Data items
BEGIN

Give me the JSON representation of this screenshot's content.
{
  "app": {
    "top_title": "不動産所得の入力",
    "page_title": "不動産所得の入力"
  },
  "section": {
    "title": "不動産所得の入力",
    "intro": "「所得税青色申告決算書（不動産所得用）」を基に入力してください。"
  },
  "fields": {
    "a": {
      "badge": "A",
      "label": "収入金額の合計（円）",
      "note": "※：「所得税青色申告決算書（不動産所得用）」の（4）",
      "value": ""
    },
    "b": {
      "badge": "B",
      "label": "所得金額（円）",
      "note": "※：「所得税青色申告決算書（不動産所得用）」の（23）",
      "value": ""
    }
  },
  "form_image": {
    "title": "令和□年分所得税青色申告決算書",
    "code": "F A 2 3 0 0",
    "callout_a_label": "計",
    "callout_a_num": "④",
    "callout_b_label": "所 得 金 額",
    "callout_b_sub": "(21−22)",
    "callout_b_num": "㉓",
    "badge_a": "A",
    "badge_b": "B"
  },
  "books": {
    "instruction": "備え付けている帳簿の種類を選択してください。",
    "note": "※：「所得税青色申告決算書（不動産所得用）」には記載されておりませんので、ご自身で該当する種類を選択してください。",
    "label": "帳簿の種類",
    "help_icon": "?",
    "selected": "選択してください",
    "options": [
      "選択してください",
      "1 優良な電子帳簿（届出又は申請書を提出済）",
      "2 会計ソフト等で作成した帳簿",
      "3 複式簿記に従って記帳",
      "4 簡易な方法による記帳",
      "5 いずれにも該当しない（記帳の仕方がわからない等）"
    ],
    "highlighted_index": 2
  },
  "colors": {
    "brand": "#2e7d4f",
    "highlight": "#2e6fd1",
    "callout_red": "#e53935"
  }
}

END

Exactly how many lines of the listing above contain the string "不動産所得の入力"? Give no more than the number.

3